### GOAL:
Return every line of the records below verbatim, with no pictures in the copy.

### ENTRIES PROVIDED:
──────
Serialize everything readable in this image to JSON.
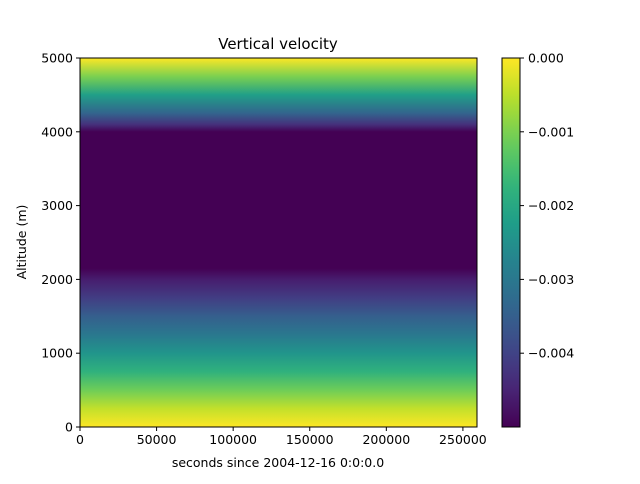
{
  "chart_data": {
    "type": "heatmap",
    "title": "Vertical velocity",
    "xlabel": "seconds since 2004-12-16 0:0:0.0",
    "ylabel": "Altitude (m)",
    "xlim": [
      0,
      259200
    ],
    "ylim": [
      0,
      5000
    ],
    "x_ticks": [
      0,
      50000,
      100000,
      150000,
      200000,
      250000
    ],
    "x_tick_labels": [
      "0",
      "50000",
      "100000",
      "150000",
      "200000",
      "250000"
    ],
    "y_ticks": [
      0,
      1000,
      2000,
      3000,
      4000,
      5000
    ],
    "y_tick_labels": [
      "0",
      "1000",
      "2000",
      "3000",
      "4000",
      "5000"
    ],
    "colorbar": {
      "colormap": "viridis",
      "vmin": -0.005,
      "vmax": 0.0,
      "ticks": [
        0.0,
        -0.001,
        -0.002,
        -0.003,
        -0.004
      ],
      "tick_labels": [
        "0.000",
        "−0.001",
        "−0.002",
        "−0.003",
        "−0.004"
      ]
    },
    "profile": {
      "altitude": [
        0,
        250,
        500,
        750,
        1000,
        1250,
        1500,
        1750,
        2000,
        2150,
        2250,
        2500,
        3000,
        3500,
        4000,
        4100,
        4250,
        4500,
        4750,
        5000
      ],
      "value": [
        0.0,
        -0.00045,
        -0.0011,
        -0.0018,
        -0.0024,
        -0.003,
        -0.0035,
        -0.0041,
        -0.0046,
        -0.005,
        -0.005,
        -0.005,
        -0.005,
        -0.005,
        -0.005,
        -0.0043,
        -0.0034,
        -0.0022,
        -0.001,
        0.0
      ]
    }
  }
}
──────
### RESULT FOR THIS EXERCISE:
Serialize everything readable in this image to JSON.
{
  "chart_data": {
    "type": "heatmap",
    "title": "Vertical velocity",
    "xlabel": "seconds since 2004-12-16 0:0:0.0",
    "ylabel": "Altitude (m)",
    "xlim": [
      0,
      259200
    ],
    "ylim": [
      0,
      5000
    ],
    "x_ticks": [
      0,
      50000,
      100000,
      150000,
      200000,
      250000
    ],
    "x_tick_labels": [
      "0",
      "50000",
      "100000",
      "150000",
      "200000",
      "250000"
    ],
    "y_ticks": [
      0,
      1000,
      2000,
      3000,
      4000,
      5000
    ],
    "y_tick_labels": [
      "0",
      "1000",
      "2000",
      "3000",
      "4000",
      "5000"
    ],
    "colorbar": {
      "colormap": "viridis",
      "vmin": -0.005,
      "vmax": 0.0,
      "ticks": [
        0.0,
        -0.001,
        -0.002,
        -0.003,
        -0.004
      ],
      "tick_labels": [
        "0.000",
        "−0.001",
        "−0.002",
        "−0.003",
        "−0.004"
      ]
    },
    "profile": {
      "altitude": [
        0,
        250,
        500,
        750,
        1000,
        1250,
        1500,
        1750,
        2000,
        2150,
        2250,
        2500,
        3000,
        3500,
        4000,
        4100,
        4250,
        4500,
        4750,
        5000
      ],
      "value": [
        0.0,
        -0.00045,
        -0.0011,
        -0.0018,
        -0.0024,
        -0.003,
        -0.0035,
        -0.0041,
        -0.0046,
        -0.005,
        -0.005,
        -0.005,
        -0.005,
        -0.005,
        -0.005,
        -0.0043,
        -0.0034,
        -0.0022,
        -0.001,
        0.0
      ]
    }
  }
}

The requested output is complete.